** BEGIN The records **
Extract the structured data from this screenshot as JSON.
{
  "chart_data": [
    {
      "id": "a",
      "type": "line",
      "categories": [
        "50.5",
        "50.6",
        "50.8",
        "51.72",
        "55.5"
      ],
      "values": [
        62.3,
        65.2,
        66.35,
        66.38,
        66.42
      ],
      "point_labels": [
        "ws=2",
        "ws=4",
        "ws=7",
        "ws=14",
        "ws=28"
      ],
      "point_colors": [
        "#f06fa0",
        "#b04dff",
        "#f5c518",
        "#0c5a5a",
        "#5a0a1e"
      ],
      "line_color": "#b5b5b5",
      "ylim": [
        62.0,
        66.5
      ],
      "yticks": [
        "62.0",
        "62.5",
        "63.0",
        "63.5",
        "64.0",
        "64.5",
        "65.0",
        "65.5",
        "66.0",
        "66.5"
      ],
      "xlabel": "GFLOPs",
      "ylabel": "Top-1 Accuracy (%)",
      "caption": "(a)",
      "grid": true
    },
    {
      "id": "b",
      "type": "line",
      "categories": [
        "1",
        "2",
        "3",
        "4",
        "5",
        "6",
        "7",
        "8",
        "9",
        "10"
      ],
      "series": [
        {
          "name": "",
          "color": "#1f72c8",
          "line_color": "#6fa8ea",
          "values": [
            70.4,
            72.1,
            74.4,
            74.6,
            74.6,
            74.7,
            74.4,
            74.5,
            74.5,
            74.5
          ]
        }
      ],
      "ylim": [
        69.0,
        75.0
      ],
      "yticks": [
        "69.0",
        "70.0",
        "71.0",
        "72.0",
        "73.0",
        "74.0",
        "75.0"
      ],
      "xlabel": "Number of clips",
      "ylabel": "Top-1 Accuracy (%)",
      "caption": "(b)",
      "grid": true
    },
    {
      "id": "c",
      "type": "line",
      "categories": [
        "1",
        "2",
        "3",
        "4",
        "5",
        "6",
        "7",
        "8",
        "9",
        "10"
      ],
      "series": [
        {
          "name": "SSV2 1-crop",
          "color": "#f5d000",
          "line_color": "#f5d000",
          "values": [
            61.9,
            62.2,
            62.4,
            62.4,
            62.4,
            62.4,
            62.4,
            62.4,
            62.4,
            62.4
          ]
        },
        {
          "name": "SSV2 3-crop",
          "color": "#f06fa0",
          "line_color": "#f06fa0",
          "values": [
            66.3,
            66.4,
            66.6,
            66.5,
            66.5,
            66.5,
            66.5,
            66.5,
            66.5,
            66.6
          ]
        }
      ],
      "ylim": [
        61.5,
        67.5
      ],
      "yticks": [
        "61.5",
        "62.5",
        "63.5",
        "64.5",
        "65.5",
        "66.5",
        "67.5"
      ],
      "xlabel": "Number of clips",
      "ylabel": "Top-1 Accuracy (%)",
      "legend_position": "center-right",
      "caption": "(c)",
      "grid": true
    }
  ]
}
** END The records **
■ **Stated goal**
Reproduce the complete set of lines precisely as supplied.

■ **Response**
Extract the structured data from this screenshot as JSON.
{
  "chart_data": [
    {
      "id": "a",
      "type": "line",
      "categories": [
        "50.5",
        "50.6",
        "50.8",
        "51.72",
        "55.5"
      ],
      "values": [
        62.3,
        65.2,
        66.35,
        66.38,
        66.42
      ],
      "point_labels": [
        "ws=2",
        "ws=4",
        "ws=7",
        "ws=14",
        "ws=28"
      ],
      "point_colors": [
        "#f06fa0",
        "#b04dff",
        "#f5c518",
        "#0c5a5a",
        "#5a0a1e"
      ],
      "line_color": "#b5b5b5",
      "ylim": [
        62.0,
        66.5
      ],
      "yticks": [
        "62.0",
        "62.5",
        "63.0",
        "63.5",
        "64.0",
        "64.5",
        "65.0",
        "65.5",
        "66.0",
        "66.5"
      ],
      "xlabel": "GFLOPs",
      "ylabel": "Top-1 Accuracy (%)",
      "caption": "(a)",
      "grid": true
    },
    {
      "id": "b",
      "type": "line",
      "categories": [
        "1",
        "2",
        "3",
        "4",
        "5",
        "6",
        "7",
        "8",
        "9",
        "10"
      ],
      "series": [
        {
          "name": "",
          "color": "#1f72c8",
          "line_color": "#6fa8ea",
          "values": [
            70.4,
            72.1,
            74.4,
            74.6,
            74.6,
            74.7,
            74.4,
            74.5,
            74.5,
            74.5
          ]
        }
      ],
      "ylim": [
        69.0,
        75.0
      ],
      "yticks": [
        "69.0",
        "70.0",
        "71.0",
        "72.0",
        "73.0",
        "74.0",
        "75.0"
      ],
      "xlabel": "Number of clips",
      "ylabel": "Top-1 Accuracy (%)",
      "caption": "(b)",
      "grid": true
    },
    {
      "id": "c",
      "type": "line",
      "categories": [
        "1",
        "2",
        "3",
        "4",
        "5",
        "6",
        "7",
        "8",
        "9",
        "10"
      ],
      "series": [
        {
          "name": "SSV2 1-crop",
          "color": "#f5d000",
          "line_color": "#f5d000",
          "values": [
            61.9,
            62.2,
            62.4,
            62.4,
            62.4,
            62.4,
            62.4,
            62.4,
            62.4,
            62.4
          ]
        },
        {
          "name": "SSV2 3-crop",
          "color": "#f06fa0",
          "line_color": "#f06fa0",
          "values": [
            66.3,
            66.4,
            66.6,
            66.5,
            66.5,
            66.5,
            66.5,
            66.5,
            66.5,
            66.6
          ]
        }
      ],
      "ylim": [
        61.5,
        67.5
      ],
      "yticks": [
        "61.5",
        "62.5",
        "63.5",
        "64.5",
        "65.5",
        "66.5",
        "67.5"
      ],
      "xlabel": "Number of clips",
      "ylabel": "Top-1 Accuracy (%)",
      "legend_position": "center-right",
      "caption": "(c)",
      "grid": true
    }
  ]
}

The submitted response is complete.